Instruction
Pick up the commentary on Boeing's leadership change and its rivalry with Airbus right after its final sentence and carry it further.

━━━━━ Provided text

Talking about Boeing, the resignation of their CEO, Phil Condit, on Monday was an honorable and appropriate response to the ethical and business problems surrounding this once great company. But has Boeing jumped from the frying pan and into the fire by appointing Harry Stonecipher as replacement CEO? Stonecipher presided over the troubled final years of McDonell Douglas, until the time that Boeing bought the company. While I agree diversifying into more defense related contracts is sensible, Boeing's problem (and perhaps that of MD before it) is that, in doing so, it appears to have completely lost interest in its former core business - civil aircraft building.
Airbus is eating Boeing's lunch - Airbus dynamically continues to introduce new planes, and to pick up market share everywhere to the point where it has now overtaken Boeing to become clearly the world's dominant aircraft manufacturer. While Boeing has been making ridiculous decisions like moving its Head Office away from its main manufacturing base in Seattle, and locating management thousands of miles away in Chicago, Airbus has been simply and steadily taking over Boeing's markets and customers (and not moving its head office).

━━━━━━━━━━
━━━━━ Provided information

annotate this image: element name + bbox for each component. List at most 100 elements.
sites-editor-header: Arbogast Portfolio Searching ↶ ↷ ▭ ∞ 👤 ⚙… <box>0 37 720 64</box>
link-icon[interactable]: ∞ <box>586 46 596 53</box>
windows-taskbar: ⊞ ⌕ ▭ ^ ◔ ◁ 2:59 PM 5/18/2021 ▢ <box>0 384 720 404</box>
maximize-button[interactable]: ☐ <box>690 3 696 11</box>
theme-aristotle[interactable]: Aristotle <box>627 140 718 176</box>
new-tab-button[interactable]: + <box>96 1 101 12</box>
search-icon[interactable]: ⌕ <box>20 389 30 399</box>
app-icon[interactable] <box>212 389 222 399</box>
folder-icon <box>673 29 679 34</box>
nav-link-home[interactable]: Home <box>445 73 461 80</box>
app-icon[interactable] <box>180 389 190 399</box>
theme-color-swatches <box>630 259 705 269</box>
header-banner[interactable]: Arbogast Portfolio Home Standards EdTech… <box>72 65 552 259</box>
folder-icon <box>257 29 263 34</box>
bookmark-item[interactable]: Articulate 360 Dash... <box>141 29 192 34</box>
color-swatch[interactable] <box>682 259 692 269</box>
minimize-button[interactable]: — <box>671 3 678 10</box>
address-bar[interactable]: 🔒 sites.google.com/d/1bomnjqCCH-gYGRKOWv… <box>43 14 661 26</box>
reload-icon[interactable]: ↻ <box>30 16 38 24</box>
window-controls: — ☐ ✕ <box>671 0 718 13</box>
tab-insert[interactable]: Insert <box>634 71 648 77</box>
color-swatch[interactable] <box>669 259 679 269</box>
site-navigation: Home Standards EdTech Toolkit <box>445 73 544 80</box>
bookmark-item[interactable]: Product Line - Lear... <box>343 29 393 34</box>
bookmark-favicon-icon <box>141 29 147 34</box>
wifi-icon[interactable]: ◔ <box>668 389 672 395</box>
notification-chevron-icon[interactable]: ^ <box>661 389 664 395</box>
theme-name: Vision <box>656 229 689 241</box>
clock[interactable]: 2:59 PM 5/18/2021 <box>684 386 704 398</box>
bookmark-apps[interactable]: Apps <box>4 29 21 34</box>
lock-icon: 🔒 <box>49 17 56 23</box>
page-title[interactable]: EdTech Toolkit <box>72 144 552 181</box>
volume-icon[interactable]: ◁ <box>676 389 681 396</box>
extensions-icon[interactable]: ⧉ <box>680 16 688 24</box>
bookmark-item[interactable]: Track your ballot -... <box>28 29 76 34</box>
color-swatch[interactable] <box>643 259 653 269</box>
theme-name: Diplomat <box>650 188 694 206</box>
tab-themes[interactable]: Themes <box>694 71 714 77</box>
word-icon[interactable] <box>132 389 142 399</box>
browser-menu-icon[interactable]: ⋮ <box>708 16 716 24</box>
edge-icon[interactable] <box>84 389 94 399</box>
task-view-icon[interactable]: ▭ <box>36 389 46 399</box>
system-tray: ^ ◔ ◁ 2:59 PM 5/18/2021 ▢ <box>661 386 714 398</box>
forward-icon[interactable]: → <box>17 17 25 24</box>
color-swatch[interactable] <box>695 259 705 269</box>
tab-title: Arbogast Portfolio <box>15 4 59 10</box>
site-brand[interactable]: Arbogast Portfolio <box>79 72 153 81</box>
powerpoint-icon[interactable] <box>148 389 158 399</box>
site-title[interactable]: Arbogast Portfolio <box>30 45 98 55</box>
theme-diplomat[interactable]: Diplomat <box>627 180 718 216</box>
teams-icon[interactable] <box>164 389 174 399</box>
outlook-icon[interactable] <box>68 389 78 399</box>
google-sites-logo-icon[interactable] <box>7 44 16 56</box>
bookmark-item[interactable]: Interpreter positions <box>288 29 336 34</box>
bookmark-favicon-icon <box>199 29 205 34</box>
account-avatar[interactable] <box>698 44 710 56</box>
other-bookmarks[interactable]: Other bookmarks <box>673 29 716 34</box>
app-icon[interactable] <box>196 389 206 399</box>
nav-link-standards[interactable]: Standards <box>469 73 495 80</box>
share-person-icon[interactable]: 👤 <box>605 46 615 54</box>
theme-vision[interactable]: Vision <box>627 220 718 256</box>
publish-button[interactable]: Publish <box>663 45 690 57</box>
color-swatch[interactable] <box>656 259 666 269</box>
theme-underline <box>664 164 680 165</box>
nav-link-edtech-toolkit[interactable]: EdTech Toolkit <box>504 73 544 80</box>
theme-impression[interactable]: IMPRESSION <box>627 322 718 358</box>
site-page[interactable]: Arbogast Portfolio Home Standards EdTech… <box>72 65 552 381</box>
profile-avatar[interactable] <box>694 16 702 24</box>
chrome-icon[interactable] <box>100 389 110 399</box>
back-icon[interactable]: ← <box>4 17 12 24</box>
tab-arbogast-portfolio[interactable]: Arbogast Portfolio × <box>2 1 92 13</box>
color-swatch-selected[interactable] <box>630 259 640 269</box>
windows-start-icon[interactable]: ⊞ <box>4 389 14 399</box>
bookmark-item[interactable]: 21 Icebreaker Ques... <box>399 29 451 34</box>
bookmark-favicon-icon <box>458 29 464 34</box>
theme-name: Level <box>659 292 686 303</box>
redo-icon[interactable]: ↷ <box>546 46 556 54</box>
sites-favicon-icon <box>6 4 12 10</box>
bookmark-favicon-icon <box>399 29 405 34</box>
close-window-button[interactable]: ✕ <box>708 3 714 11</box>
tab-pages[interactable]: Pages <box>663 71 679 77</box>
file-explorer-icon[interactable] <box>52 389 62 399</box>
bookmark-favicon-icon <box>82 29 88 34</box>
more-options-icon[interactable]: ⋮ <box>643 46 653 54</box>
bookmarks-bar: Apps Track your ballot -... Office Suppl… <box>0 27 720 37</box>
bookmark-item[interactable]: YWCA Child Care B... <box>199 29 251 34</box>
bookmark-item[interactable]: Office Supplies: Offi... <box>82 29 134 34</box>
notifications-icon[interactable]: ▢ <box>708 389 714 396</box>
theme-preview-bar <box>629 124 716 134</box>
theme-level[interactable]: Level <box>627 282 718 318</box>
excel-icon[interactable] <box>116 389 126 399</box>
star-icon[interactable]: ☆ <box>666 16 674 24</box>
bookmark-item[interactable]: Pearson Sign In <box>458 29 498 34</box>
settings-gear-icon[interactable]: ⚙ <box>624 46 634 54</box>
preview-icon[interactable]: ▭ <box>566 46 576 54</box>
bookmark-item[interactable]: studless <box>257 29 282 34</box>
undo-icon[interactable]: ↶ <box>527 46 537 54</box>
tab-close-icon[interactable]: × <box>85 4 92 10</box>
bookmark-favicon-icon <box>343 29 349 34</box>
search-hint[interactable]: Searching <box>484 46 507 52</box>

━━━━━━━━━━

Solved problem
While Boeing is struggling to find a launch customer for its not yet even confirmed 7E7 plane (a plane that it desperately needs to offer as an alternative to Airbus), Airbus is pressing on at full speed with its super jumbo, the A380, due to take its first flight in 2005, and with 129 confirmed orders already for a plane that Boeing dismissed as having no market potential when it declined to extend still further its tired old 747 design. The plane has a list price of $270 million - if all 129 orders were sold at full price, that is almost $35 billion worth of business that Boeing has conceded to Airbus, so far, on this one plane type.
Boeing's belief that there is no market for a super-jumbo is not only contradicted by the runaway sales of the A380 to date, but is also contradicted by airport planners. At Heathrow, they project that one in every eight flights will be an A380 by 2016. By comparison, at present, one in every nine flights is a 747.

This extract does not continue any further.